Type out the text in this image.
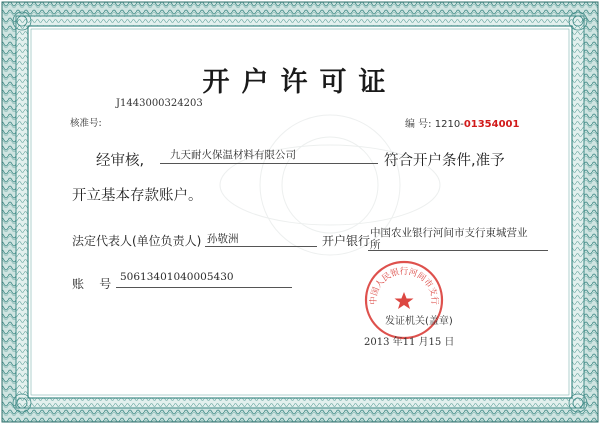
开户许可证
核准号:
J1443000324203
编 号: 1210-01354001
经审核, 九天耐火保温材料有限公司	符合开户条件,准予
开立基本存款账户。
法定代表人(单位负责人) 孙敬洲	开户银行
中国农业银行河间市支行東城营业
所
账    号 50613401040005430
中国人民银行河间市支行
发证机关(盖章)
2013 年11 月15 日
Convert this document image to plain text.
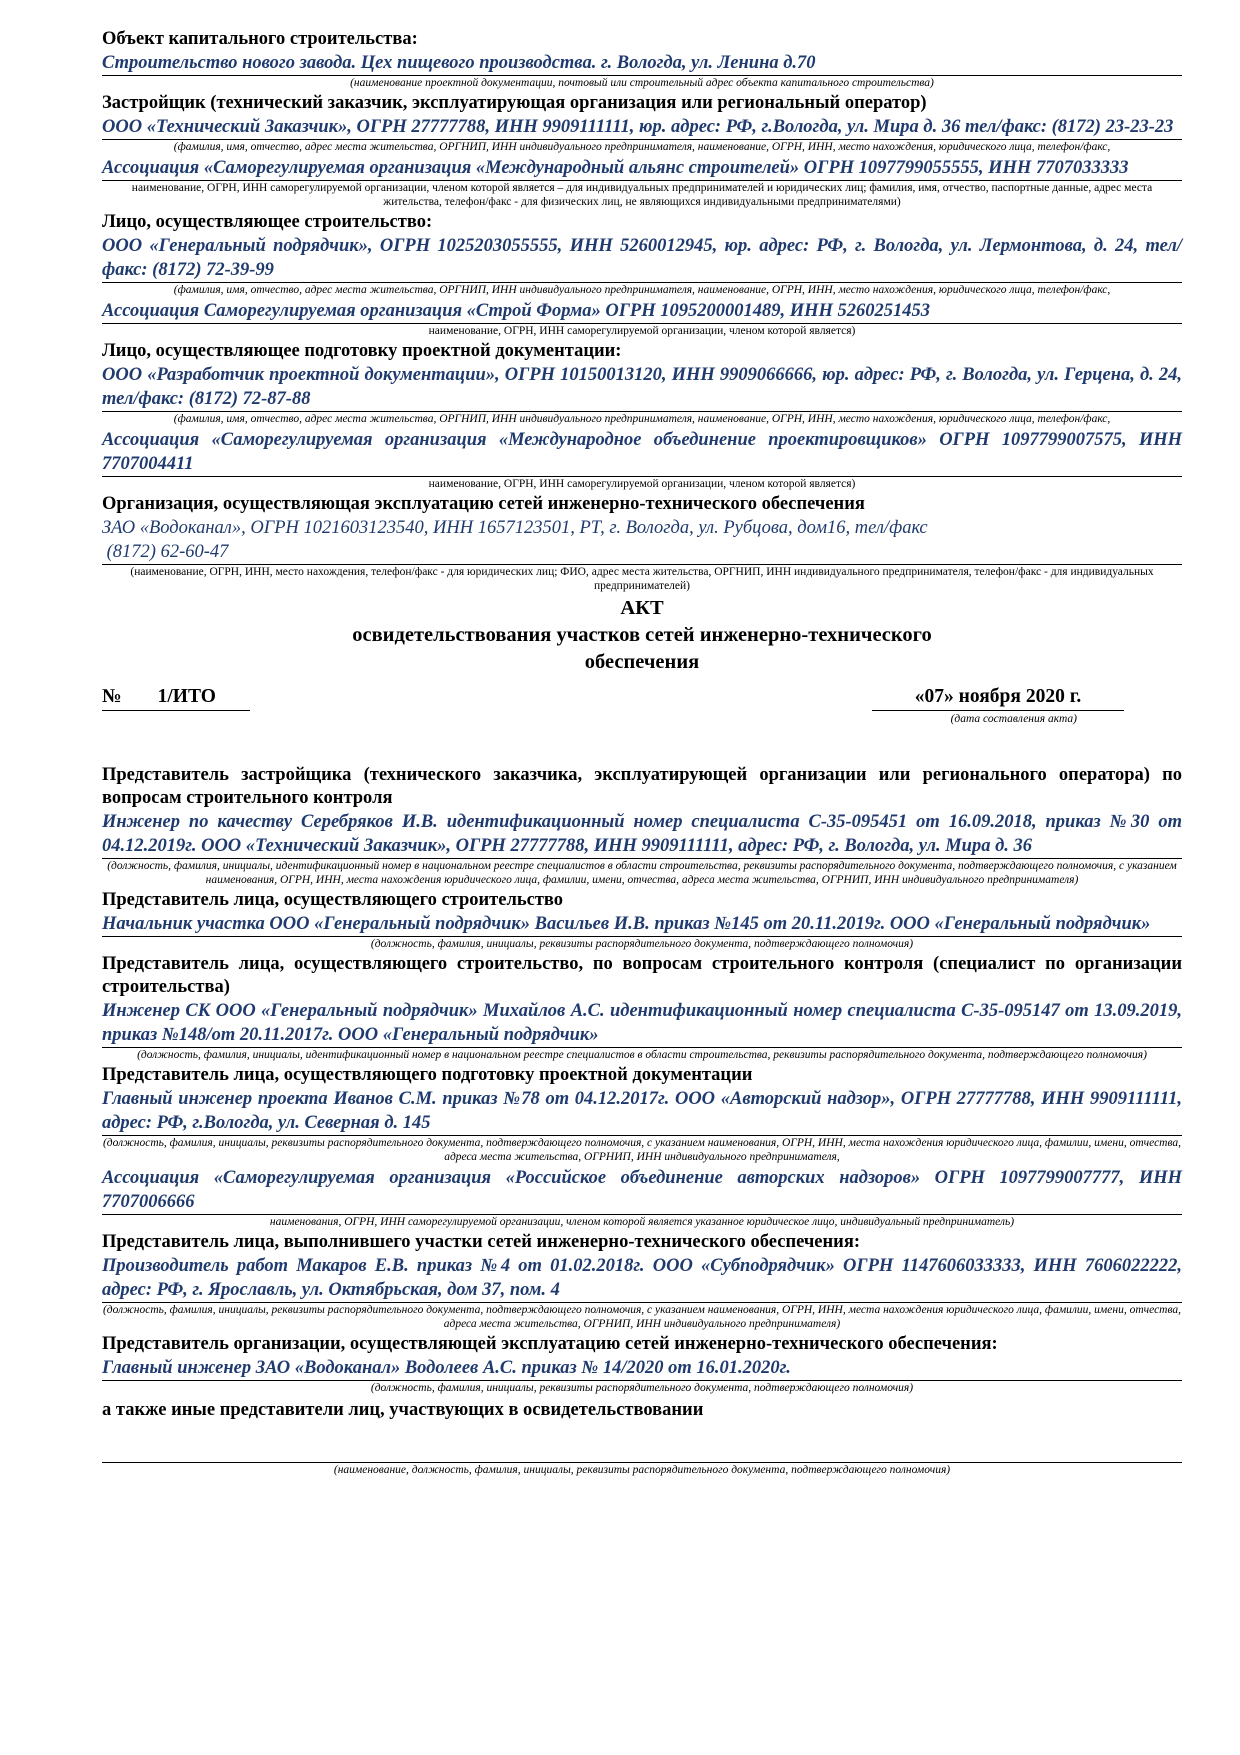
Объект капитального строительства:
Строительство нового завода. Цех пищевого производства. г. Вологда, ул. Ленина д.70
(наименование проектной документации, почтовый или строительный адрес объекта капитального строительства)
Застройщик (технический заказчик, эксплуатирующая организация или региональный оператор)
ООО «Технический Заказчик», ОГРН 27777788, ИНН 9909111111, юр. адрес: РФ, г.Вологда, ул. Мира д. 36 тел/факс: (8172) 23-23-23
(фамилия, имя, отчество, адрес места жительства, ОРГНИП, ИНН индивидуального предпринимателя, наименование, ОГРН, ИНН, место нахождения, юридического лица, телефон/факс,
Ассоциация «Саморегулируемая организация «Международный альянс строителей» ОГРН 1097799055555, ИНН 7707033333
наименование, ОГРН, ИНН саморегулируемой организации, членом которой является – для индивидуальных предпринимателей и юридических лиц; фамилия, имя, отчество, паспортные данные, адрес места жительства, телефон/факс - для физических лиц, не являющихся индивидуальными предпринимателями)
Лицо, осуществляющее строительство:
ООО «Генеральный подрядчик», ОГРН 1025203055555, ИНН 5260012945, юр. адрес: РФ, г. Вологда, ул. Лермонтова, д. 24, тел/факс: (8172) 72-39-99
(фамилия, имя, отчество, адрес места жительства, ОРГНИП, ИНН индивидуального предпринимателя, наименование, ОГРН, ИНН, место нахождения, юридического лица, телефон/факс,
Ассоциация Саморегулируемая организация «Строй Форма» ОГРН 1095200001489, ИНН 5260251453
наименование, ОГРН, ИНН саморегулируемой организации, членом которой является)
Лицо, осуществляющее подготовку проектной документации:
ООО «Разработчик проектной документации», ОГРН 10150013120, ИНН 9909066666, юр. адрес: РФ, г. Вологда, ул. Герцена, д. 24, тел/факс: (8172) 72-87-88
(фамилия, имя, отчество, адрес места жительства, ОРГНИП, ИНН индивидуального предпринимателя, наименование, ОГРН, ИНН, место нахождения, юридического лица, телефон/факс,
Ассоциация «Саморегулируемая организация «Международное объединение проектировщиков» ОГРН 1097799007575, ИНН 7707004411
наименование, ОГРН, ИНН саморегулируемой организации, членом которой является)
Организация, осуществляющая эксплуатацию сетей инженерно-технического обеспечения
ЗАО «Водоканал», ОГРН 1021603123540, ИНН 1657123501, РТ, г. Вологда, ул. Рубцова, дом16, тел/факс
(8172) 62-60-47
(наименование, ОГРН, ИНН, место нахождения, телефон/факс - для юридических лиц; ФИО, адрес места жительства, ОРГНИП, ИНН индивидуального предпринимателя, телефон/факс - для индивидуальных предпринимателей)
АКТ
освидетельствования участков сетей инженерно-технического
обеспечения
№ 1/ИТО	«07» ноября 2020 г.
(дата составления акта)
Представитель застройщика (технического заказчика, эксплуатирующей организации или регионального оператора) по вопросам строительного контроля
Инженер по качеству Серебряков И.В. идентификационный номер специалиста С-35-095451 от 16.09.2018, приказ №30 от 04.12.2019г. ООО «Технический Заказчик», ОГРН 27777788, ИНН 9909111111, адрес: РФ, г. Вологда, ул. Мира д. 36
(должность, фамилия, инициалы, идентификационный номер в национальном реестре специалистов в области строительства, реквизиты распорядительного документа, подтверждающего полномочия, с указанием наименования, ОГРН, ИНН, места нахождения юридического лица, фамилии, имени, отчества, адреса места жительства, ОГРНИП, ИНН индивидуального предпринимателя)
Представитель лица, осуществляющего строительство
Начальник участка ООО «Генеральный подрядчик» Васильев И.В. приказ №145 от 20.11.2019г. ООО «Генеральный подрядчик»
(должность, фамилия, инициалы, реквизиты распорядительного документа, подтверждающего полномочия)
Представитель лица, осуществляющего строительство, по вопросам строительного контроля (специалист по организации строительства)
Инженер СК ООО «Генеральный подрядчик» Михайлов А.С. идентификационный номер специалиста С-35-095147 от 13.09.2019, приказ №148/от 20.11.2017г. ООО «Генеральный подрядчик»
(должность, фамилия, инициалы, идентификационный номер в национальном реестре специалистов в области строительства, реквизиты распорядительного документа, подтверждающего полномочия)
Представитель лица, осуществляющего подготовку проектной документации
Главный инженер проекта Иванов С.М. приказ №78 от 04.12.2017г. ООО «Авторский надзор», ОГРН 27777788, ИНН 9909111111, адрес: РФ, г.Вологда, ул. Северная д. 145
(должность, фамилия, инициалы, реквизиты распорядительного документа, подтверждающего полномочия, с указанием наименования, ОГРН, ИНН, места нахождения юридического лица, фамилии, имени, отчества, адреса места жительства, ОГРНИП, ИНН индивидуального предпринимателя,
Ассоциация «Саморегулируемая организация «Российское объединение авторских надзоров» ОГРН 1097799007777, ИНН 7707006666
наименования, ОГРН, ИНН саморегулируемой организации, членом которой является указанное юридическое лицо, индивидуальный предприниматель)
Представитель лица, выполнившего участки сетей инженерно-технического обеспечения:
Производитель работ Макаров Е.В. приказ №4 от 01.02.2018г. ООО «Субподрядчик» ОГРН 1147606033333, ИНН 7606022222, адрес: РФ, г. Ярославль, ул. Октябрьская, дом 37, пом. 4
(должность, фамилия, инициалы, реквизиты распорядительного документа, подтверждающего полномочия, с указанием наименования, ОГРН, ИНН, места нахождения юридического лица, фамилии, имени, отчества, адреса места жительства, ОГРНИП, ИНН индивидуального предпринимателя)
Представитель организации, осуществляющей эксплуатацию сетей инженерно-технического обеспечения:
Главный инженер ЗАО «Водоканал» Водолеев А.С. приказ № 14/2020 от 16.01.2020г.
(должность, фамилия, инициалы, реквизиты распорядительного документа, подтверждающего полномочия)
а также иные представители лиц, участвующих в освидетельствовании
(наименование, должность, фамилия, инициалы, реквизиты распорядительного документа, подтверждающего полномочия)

++++++

GOAL: In the records above, locate the lines holding the word "проектной". Copy each of them.

SOLUTION BELOW:
(наименование проектной документации, почтовый или строительный адрес объекта капитального строительства)
Лицо, осуществляющее подготовку проектной документации:
ООО «Разработчик проектной документации», ОГРН 10150013120, ИНН 9909066666, юр. адрес: РФ, г. Вологда, ул. Герцена, д. 24, тел/факс: (8172) 72-87-88
Представитель лица, осуществляющего подготовку проектной документации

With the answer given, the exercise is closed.